## Exercise objective:
Omit all images, then return the remaining material exactly as it stands.

(Dataset items)
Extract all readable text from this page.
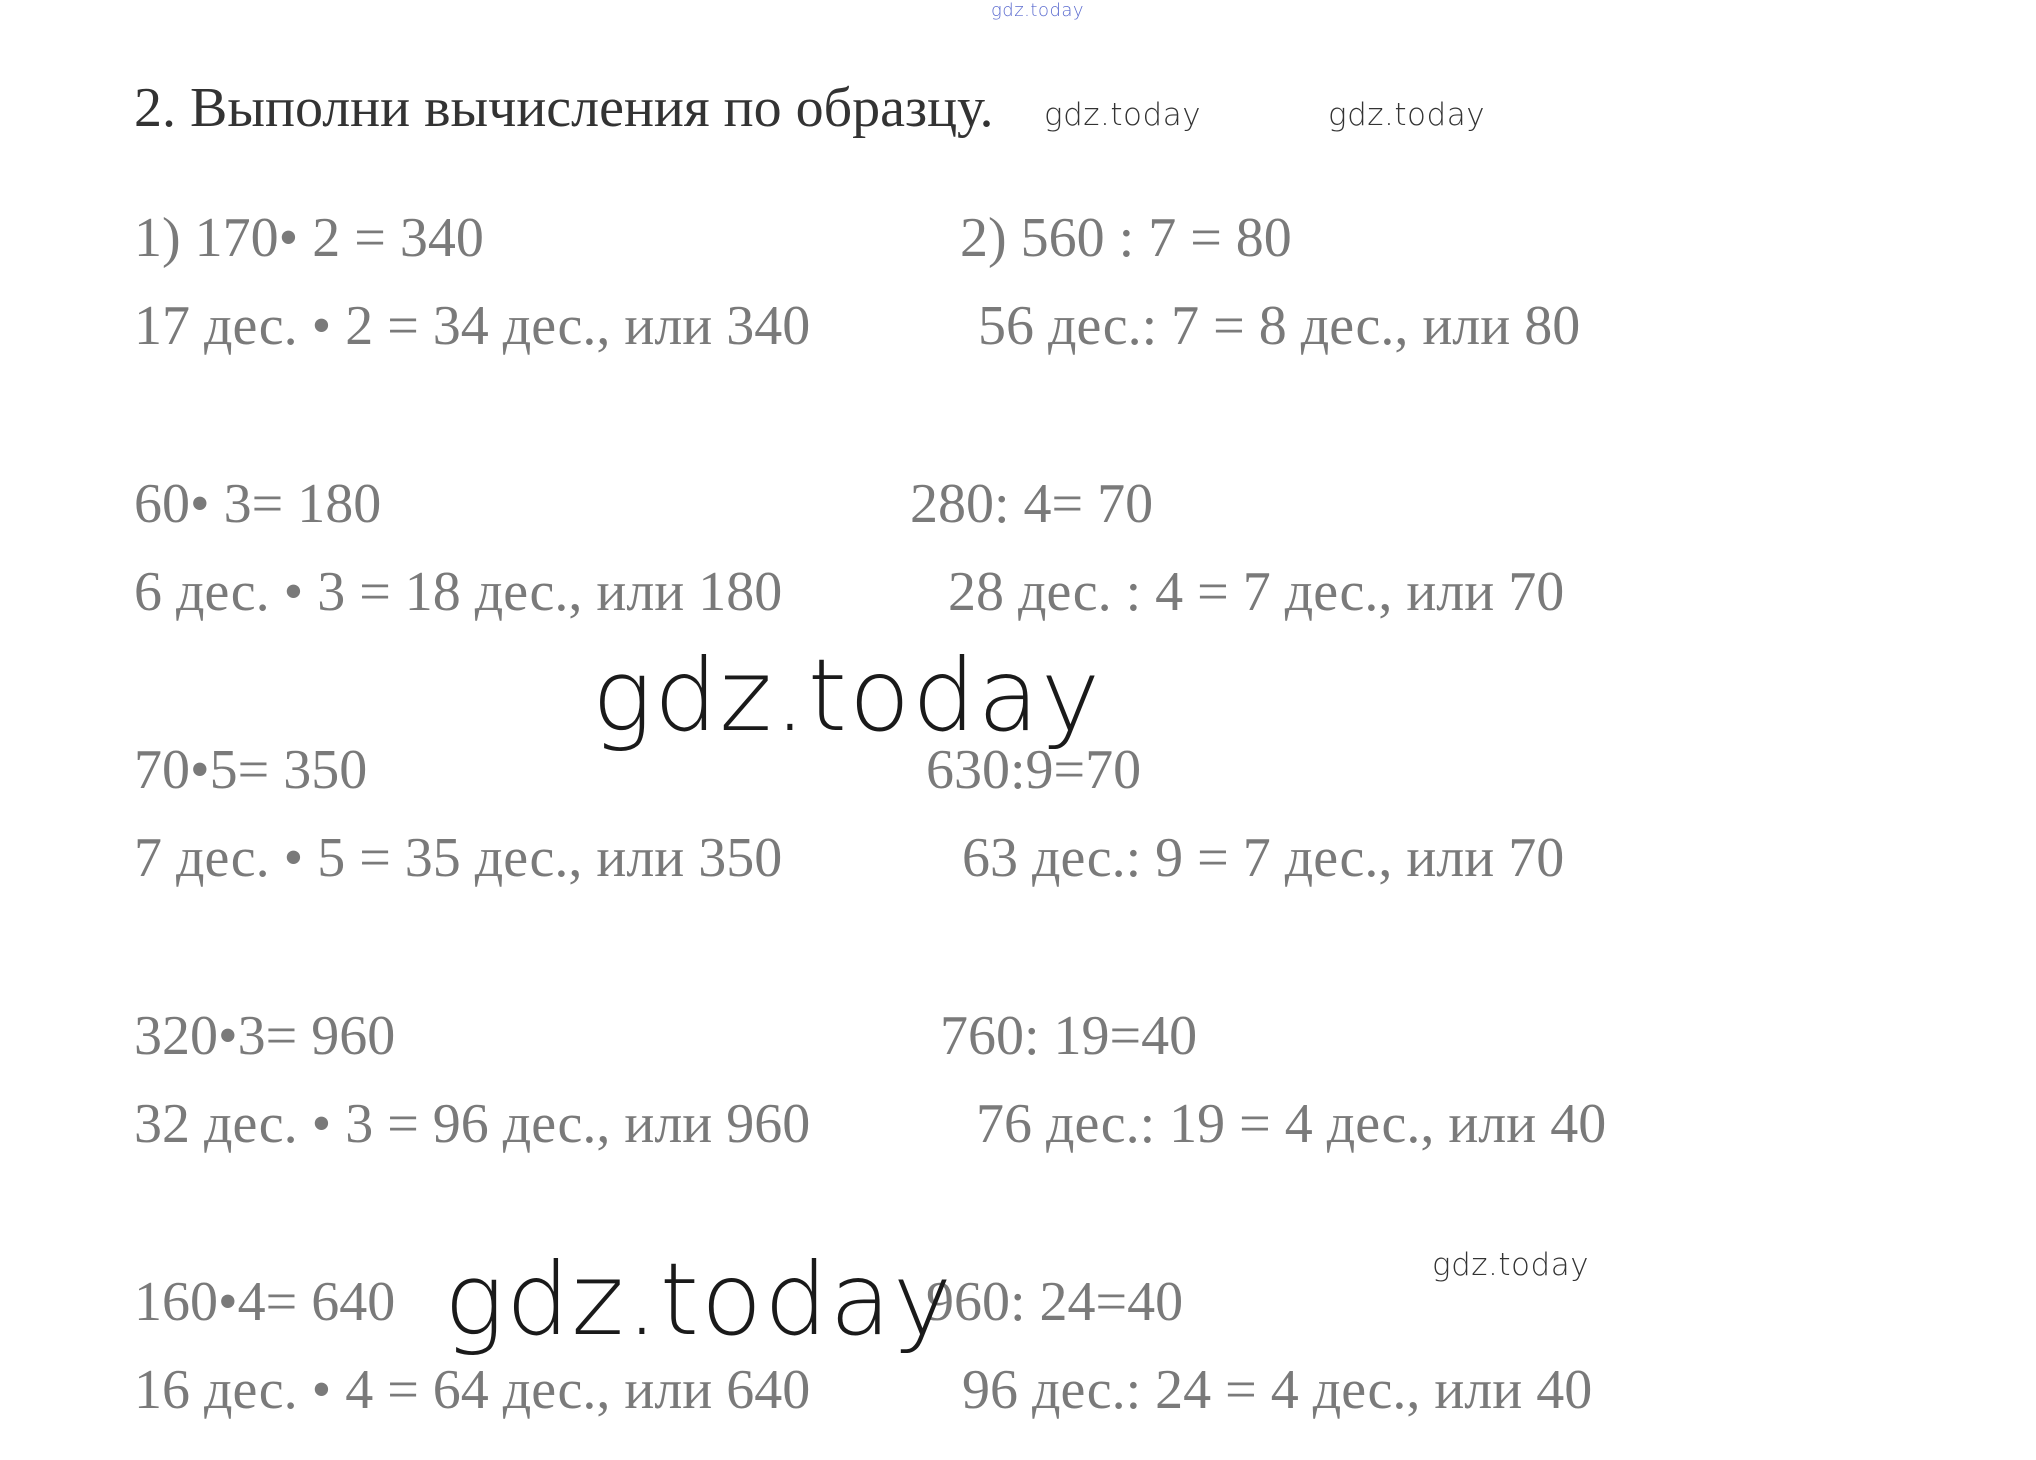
gdz.today
2. Выполни вычисления по образцу. gdz.today	gdz.today
1) 170• 2 = 340
17 дес. • 2 = 34 дес., или 340
2) 560 : 7 = 80
56 дес.: 7 = 8 дес., или 80
60• 3= 180
6 дес. • 3 = 18 дес., или 180
280: 4= 70
28 дес. : 4 = 7 дес., или 70
gdz.today
70•5= 350
7 дес. • 5 = 35 дес., или 350
630:9=70
63 дес.: 9 = 7 дес., или 70
320•3= 960
32 дес. • 3 = 96 дес., или 960
760: 19=40
76 дес.: 19 = 4 дес., или 40
160•4= 640
16 дес. • 4 = 64 дес., или 640
960: 24=40
96 дес.: 24 = 4 дес., или 40
gdz.today	gdz.today
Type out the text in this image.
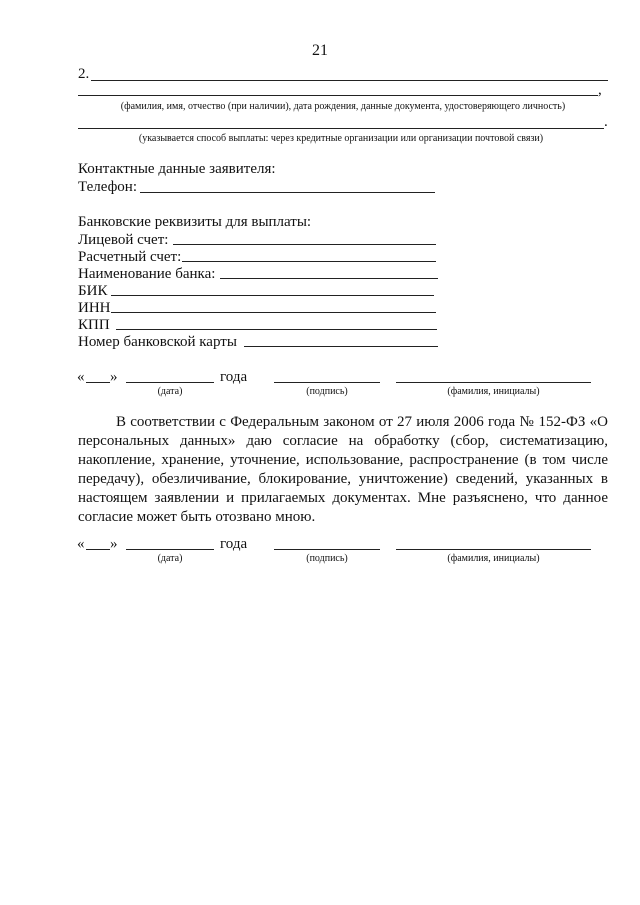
21
2.
,
(фамилия, имя, отчество (при наличии), дата рождения, данные документа, удостоверяющего личность)
.
(указывается способ выплаты: через кредитные организации или организации почтовой связи)
Контактные данные заявителя:
Телефон:
Банковские реквизиты для выплаты:
Лицевой счет:
Расчетный счет:
Наименование банка:
БИК
ИНН
КПП
Номер банковской карты
« »	года
(дата)	(подпись)	(фамилия, инициалы)
В соответствии с Федеральным законом от 27 июля 2006 года № 152-ФЗ «О персональных данных» даю согласие на обработку (сбор, систематизацию, накопление, хранение, уточнение, использование, распространение (в том числе передачу), обезличивание, блокирование, уничтожение) сведений, указанных в настоящем заявлении и прилагаемых документах. Мне разъяснено, что данное согласие может быть отозвано мною.
« »	года
(дата)	(подпись)	(фамилия, инициалы)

## Output for this exercise:
Extract all readable text from this page.
gdz.today
2. Выполни вычисления по образцу. gdz.today	gdz.today
1) 170• 2 = 340
17 дес. • 2 = 34 дес., или 340
2) 560 : 7 = 80
56 дес.: 7 = 8 дес., или 80
60• 3= 180
6 дес. • 3 = 18 дес., или 180
280: 4= 70
28 дес. : 4 = 7 дес., или 70
gdz.today
70•5= 350
7 дес. • 5 = 35 дес., или 350
630:9=70
63 дес.: 9 = 7 дес., или 70
320•3= 960
32 дес. • 3 = 96 дес., или 960
760: 19=40
76 дес.: 19 = 4 дес., или 40
160•4= 640
16 дес. • 4 = 64 дес., или 640
960: 24=40
96 дес.: 24 = 4 дес., или 40
gdz.today	gdz.today
Type out the text in this image.
21
2.
,
(фамилия, имя, отчество (при наличии), дата рождения, данные документа, удостоверяющего личность)
.
(указывается способ выплаты: через кредитные организации или организации почтовой связи)
Контактные данные заявителя:
Телефон:
Банковские реквизиты для выплаты:
Лицевой счет:
Расчетный счет:
Наименование банка:
БИК
ИНН
КПП
Номер банковской карты
« »	года
(дата)	(подпись)	(фамилия, инициалы)
В соответствии с Федеральным законом от 27 июля 2006 года № 152-ФЗ «О персональных данных» даю согласие на обработку (сбор, систематизацию, накопление, хранение, уточнение, использование, распространение (в том числе передачу), обезличивание, блокирование, уничтожение) сведений, указанных в настоящем заявлении и прилагаемых документах. Мне разъяснено, что данное согласие может быть отозвано мною.
« »	года
(дата)	(подпись)	(фамилия, инициалы)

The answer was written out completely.